**Task statement:**
Starting with the line that has "Read all visible content and emit it as JSON." in it, repeat every line through the last one, word for word, and give nothing more.
━━━━━━
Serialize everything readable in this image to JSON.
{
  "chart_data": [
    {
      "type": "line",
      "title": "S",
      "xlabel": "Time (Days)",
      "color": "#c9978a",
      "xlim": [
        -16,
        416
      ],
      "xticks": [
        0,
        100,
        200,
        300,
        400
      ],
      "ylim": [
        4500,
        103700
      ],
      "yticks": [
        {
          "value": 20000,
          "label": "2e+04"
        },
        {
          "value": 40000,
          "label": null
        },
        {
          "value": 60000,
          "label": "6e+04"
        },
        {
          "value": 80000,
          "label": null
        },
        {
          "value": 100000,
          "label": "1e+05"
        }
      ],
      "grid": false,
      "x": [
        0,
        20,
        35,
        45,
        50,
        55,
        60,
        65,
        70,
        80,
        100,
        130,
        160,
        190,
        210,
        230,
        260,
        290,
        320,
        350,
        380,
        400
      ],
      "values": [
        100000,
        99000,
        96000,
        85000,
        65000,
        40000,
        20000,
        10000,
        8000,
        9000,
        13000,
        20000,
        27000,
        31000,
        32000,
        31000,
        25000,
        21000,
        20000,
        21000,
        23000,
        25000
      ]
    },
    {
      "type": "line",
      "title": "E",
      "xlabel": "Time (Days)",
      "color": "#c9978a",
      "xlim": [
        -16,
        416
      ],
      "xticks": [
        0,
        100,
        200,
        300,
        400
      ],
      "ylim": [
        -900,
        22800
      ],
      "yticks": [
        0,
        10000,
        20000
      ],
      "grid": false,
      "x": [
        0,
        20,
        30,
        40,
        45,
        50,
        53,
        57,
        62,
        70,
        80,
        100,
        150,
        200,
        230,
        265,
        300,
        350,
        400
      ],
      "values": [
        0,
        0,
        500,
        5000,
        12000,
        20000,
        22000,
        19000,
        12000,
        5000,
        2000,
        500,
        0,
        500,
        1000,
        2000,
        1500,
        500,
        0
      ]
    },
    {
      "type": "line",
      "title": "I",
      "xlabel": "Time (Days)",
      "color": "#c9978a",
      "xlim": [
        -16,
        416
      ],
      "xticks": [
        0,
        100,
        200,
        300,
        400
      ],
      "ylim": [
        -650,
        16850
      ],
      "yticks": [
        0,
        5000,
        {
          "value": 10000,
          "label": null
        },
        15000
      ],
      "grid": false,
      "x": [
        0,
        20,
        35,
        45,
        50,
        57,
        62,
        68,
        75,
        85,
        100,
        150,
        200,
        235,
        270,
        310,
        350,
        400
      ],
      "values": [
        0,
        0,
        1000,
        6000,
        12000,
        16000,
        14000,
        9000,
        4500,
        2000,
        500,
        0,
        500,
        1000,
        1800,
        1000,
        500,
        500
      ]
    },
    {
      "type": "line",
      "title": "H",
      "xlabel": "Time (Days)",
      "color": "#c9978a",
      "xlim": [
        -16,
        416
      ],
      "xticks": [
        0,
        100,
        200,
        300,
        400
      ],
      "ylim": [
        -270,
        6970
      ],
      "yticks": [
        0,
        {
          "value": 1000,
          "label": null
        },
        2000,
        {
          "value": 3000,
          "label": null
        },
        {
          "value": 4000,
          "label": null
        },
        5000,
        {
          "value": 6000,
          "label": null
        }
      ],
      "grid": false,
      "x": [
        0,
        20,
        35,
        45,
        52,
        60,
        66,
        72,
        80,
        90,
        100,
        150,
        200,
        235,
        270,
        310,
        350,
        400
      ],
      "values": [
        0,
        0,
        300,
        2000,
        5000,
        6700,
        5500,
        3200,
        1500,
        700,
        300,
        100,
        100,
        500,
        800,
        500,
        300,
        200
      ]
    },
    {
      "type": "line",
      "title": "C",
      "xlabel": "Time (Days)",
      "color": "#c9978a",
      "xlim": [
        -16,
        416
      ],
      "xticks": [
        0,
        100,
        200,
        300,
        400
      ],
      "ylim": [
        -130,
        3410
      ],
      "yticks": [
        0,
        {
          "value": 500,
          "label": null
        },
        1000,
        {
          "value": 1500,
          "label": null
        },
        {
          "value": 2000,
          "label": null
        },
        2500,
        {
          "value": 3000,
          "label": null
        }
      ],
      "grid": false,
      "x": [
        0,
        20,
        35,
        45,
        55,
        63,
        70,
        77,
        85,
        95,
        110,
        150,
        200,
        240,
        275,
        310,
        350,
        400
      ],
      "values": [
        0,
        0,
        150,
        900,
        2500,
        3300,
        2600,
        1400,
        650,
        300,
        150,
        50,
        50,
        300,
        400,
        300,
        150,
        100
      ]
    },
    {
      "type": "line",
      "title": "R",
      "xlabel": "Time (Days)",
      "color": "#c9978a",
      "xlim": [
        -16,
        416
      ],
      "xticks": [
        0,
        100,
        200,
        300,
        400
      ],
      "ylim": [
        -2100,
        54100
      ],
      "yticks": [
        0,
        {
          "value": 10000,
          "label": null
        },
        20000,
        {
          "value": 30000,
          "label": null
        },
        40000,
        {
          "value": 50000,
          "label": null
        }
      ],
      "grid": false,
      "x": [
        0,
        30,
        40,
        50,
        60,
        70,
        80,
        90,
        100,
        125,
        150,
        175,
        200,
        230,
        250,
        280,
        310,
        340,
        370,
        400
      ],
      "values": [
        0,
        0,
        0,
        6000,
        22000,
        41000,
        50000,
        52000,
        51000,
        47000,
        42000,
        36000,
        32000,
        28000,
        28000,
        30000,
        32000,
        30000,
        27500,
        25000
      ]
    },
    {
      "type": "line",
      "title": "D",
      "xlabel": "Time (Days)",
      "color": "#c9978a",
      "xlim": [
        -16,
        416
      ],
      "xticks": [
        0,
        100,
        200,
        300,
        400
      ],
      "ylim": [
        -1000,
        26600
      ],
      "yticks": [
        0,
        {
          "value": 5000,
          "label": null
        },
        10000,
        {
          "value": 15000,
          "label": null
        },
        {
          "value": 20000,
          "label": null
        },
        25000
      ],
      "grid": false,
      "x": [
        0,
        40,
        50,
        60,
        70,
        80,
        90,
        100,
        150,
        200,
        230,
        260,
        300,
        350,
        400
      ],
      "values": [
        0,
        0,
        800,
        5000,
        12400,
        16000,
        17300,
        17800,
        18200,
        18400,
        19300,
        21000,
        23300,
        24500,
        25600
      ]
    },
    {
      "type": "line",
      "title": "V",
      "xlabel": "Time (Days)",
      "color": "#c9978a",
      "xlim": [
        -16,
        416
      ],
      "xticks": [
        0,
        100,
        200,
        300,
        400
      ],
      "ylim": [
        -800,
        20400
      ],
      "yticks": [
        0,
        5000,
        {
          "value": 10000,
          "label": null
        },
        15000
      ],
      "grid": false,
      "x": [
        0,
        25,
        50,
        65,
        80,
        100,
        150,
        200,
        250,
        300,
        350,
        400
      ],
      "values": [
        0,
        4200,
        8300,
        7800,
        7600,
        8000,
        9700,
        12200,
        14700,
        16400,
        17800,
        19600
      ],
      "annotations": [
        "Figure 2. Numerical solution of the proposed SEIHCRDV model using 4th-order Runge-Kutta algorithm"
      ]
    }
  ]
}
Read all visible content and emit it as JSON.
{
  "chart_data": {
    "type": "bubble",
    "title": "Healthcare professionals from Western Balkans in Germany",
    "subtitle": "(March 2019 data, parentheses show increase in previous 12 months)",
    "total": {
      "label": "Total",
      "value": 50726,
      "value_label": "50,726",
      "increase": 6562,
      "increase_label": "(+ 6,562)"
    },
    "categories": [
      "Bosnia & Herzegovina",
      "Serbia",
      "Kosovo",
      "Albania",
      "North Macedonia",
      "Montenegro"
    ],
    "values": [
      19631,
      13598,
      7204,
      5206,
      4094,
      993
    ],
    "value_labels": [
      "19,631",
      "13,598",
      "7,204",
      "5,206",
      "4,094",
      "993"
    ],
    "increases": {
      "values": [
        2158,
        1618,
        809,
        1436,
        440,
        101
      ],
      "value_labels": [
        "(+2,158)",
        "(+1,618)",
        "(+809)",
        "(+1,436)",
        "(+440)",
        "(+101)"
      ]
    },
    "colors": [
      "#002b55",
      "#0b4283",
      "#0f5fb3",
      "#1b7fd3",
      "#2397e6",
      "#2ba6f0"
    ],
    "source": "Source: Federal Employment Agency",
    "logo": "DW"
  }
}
━━━━━━
**Answer to this exercise:**
Read all visible content and emit it as JSON.
{
  "chart_data": {
    "type": "bubble",
    "title": "Healthcare professionals from Western Balkans in Germany",
    "subtitle": "(March 2019 data, parentheses show increase in previous 12 months)",
    "total": {
      "label": "Total",
      "value": 50726,
      "value_label": "50,726",
      "increase": 6562,
      "increase_label": "(+ 6,562)"
    },
    "categories": [
      "Bosnia & Herzegovina",
      "Serbia",
      "Kosovo",
      "Albania",
      "North Macedonia",
      "Montenegro"
    ],
    "values": [
      19631,
      13598,
      7204,
      5206,
      4094,
      993
    ],
    "value_labels": [
      "19,631",
      "13,598",
      "7,204",
      "5,206",
      "4,094",
      "993"
    ],
    "increases": {
      "values": [
        2158,
        1618,
        809,
        1436,
        440,
        101
      ],
      "value_labels": [
        "(+2,158)",
        "(+1,618)",
        "(+809)",
        "(+1,436)",
        "(+440)",
        "(+101)"
      ]
    },
    "colors": [
      "#002b55",
      "#0b4283",
      "#0f5fb3",
      "#1b7fd3",
      "#2397e6",
      "#2ba6f0"
    ],
    "source": "Source: Federal Employment Agency",
    "logo": "DW"
  }
}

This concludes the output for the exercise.